**WRITTEN INSTRUCTION:** Leave out the pictures; transcribe all else exactly.

**DATA FOR THE TASK:**

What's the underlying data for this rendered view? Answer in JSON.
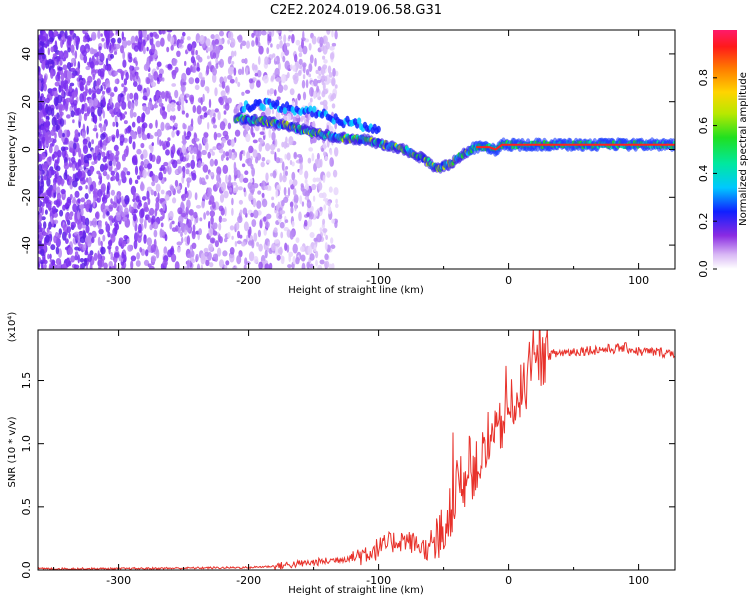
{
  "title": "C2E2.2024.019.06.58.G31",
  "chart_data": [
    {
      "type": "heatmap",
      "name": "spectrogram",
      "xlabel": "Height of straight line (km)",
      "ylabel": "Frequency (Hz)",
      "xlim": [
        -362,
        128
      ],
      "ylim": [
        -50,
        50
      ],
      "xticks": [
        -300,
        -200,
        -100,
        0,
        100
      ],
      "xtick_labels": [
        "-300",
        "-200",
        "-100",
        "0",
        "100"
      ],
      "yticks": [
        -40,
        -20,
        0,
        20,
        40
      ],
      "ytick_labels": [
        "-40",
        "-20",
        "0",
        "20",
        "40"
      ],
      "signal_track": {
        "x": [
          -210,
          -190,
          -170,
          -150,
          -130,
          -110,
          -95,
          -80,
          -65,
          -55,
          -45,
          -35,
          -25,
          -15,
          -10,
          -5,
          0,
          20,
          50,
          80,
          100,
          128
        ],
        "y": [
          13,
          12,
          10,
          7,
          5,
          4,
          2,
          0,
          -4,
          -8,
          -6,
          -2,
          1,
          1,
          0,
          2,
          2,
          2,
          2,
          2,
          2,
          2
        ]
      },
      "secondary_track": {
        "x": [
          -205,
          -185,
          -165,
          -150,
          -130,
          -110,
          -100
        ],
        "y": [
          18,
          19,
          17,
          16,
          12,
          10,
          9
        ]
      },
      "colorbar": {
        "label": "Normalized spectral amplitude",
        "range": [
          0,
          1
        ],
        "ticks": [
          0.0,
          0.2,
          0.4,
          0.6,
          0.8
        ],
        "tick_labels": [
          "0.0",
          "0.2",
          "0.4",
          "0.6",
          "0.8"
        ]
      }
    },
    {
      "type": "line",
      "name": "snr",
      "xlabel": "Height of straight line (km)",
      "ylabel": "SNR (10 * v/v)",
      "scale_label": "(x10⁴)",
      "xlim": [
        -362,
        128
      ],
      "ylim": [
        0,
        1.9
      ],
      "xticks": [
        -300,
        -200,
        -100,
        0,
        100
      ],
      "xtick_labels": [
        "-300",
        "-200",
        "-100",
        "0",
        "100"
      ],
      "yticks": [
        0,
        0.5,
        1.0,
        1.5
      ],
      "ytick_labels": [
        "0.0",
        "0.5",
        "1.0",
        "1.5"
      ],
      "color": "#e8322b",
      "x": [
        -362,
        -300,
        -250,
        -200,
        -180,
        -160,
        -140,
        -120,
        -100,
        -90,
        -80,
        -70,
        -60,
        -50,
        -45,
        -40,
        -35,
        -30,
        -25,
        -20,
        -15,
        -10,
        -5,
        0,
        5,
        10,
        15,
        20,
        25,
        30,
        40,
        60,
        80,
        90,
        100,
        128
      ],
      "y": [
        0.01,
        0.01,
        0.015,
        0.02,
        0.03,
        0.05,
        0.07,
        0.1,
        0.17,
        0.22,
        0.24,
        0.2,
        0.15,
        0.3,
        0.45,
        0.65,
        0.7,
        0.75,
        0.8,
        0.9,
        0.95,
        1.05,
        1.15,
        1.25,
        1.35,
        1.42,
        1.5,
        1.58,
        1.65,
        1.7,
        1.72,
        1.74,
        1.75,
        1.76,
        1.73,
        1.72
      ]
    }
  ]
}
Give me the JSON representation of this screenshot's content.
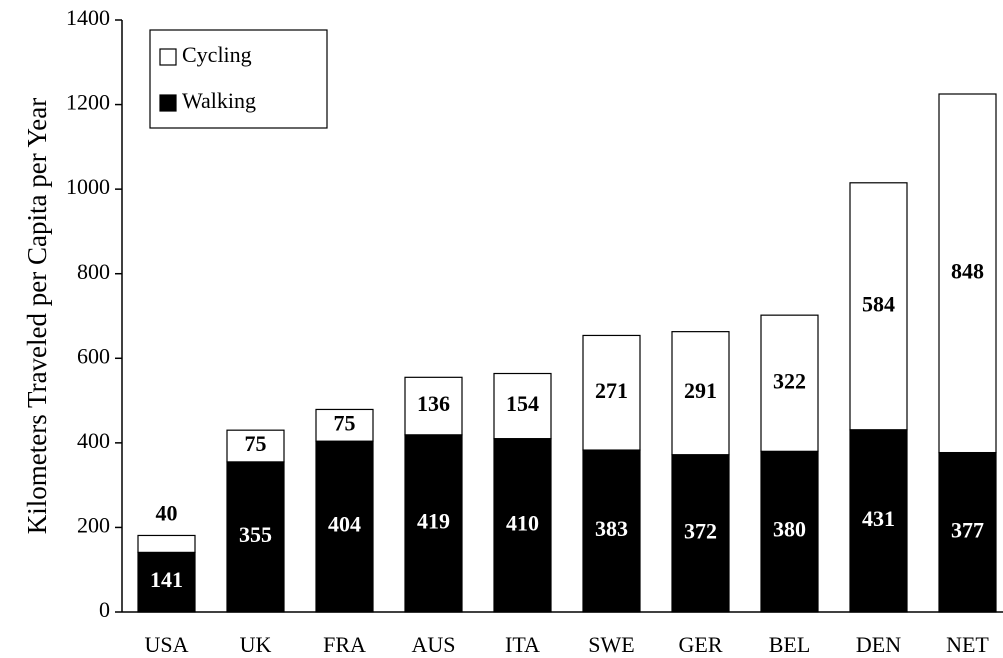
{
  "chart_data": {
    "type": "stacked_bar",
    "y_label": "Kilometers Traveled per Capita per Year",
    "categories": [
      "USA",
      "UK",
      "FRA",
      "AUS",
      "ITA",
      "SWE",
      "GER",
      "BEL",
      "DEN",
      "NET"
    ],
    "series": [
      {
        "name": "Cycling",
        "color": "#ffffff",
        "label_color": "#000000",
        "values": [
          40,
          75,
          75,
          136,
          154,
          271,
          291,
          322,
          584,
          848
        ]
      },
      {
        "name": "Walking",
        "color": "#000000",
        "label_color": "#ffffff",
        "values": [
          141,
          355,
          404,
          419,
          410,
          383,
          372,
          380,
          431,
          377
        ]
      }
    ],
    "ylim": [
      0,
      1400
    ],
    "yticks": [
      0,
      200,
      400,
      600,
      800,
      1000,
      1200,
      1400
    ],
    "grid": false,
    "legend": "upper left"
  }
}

**SOLUTION TO THIS TASK:**
What's the underlying data for this rendered view? Answer in JSON.
{
  "title": "C2E2.2024.019.06.58.G31",
  "chart_data": [
    {
      "type": "heatmap",
      "name": "spectrogram",
      "xlabel": "Height of straight line (km)",
      "ylabel": "Frequency (Hz)",
      "xlim": [
        -362,
        128
      ],
      "ylim": [
        -50,
        50
      ],
      "xticks": [
        -300,
        -200,
        -100,
        0,
        100
      ],
      "xtick_labels": [
        "-300",
        "-200",
        "-100",
        "0",
        "100"
      ],
      "yticks": [
        -40,
        -20,
        0,
        20,
        40
      ],
      "ytick_labels": [
        "-40",
        "-20",
        "0",
        "20",
        "40"
      ],
      "signal_track": {
        "x": [
          -210,
          -190,
          -170,
          -150,
          -130,
          -110,
          -95,
          -80,
          -65,
          -55,
          -45,
          -35,
          -25,
          -15,
          -10,
          -5,
          0,
          20,
          50,
          80,
          100,
          128
        ],
        "y": [
          13,
          12,
          10,
          7,
          5,
          4,
          2,
          0,
          -4,
          -8,
          -6,
          -2,
          1,
          1,
          0,
          2,
          2,
          2,
          2,
          2,
          2,
          2
        ]
      },
      "secondary_track": {
        "x": [
          -205,
          -185,
          -165,
          -150,
          -130,
          -110,
          -100
        ],
        "y": [
          18,
          19,
          17,
          16,
          12,
          10,
          9
        ]
      },
      "colorbar": {
        "label": "Normalized spectral amplitude",
        "range": [
          0,
          1
        ],
        "ticks": [
          0.0,
          0.2,
          0.4,
          0.6,
          0.8
        ],
        "tick_labels": [
          "0.0",
          "0.2",
          "0.4",
          "0.6",
          "0.8"
        ]
      }
    },
    {
      "type": "line",
      "name": "snr",
      "xlabel": "Height of straight line (km)",
      "ylabel": "SNR (10 * v/v)",
      "scale_label": "(x10⁴)",
      "xlim": [
        -362,
        128
      ],
      "ylim": [
        0,
        1.9
      ],
      "xticks": [
        -300,
        -200,
        -100,
        0,
        100
      ],
      "xtick_labels": [
        "-300",
        "-200",
        "-100",
        "0",
        "100"
      ],
      "yticks": [
        0,
        0.5,
        1.0,
        1.5
      ],
      "ytick_labels": [
        "0.0",
        "0.5",
        "1.0",
        "1.5"
      ],
      "color": "#e8322b",
      "x": [
        -362,
        -300,
        -250,
        -200,
        -180,
        -160,
        -140,
        -120,
        -100,
        -90,
        -80,
        -70,
        -60,
        -50,
        -45,
        -40,
        -35,
        -30,
        -25,
        -20,
        -15,
        -10,
        -5,
        0,
        5,
        10,
        15,
        20,
        25,
        30,
        40,
        60,
        80,
        90,
        100,
        128
      ],
      "y": [
        0.01,
        0.01,
        0.015,
        0.02,
        0.03,
        0.05,
        0.07,
        0.1,
        0.17,
        0.22,
        0.24,
        0.2,
        0.15,
        0.3,
        0.45,
        0.65,
        0.7,
        0.75,
        0.8,
        0.9,
        0.95,
        1.05,
        1.15,
        1.25,
        1.35,
        1.42,
        1.5,
        1.58,
        1.65,
        1.7,
        1.72,
        1.74,
        1.75,
        1.76,
        1.73,
        1.72
      ]
    }
  ]
}
Give me the JSON representation of this screenshot's content.
{
  "chart_data": {
    "type": "stacked_bar",
    "y_label": "Kilometers Traveled per Capita per Year",
    "categories": [
      "USA",
      "UK",
      "FRA",
      "AUS",
      "ITA",
      "SWE",
      "GER",
      "BEL",
      "DEN",
      "NET"
    ],
    "series": [
      {
        "name": "Cycling",
        "color": "#ffffff",
        "label_color": "#000000",
        "values": [
          40,
          75,
          75,
          136,
          154,
          271,
          291,
          322,
          584,
          848
        ]
      },
      {
        "name": "Walking",
        "color": "#000000",
        "label_color": "#ffffff",
        "values": [
          141,
          355,
          404,
          419,
          410,
          383,
          372,
          380,
          431,
          377
        ]
      }
    ],
    "ylim": [
      0,
      1400
    ],
    "yticks": [
      0,
      200,
      400,
      600,
      800,
      1000,
      1200,
      1400
    ],
    "grid": false,
    "legend": "upper left"
  }
}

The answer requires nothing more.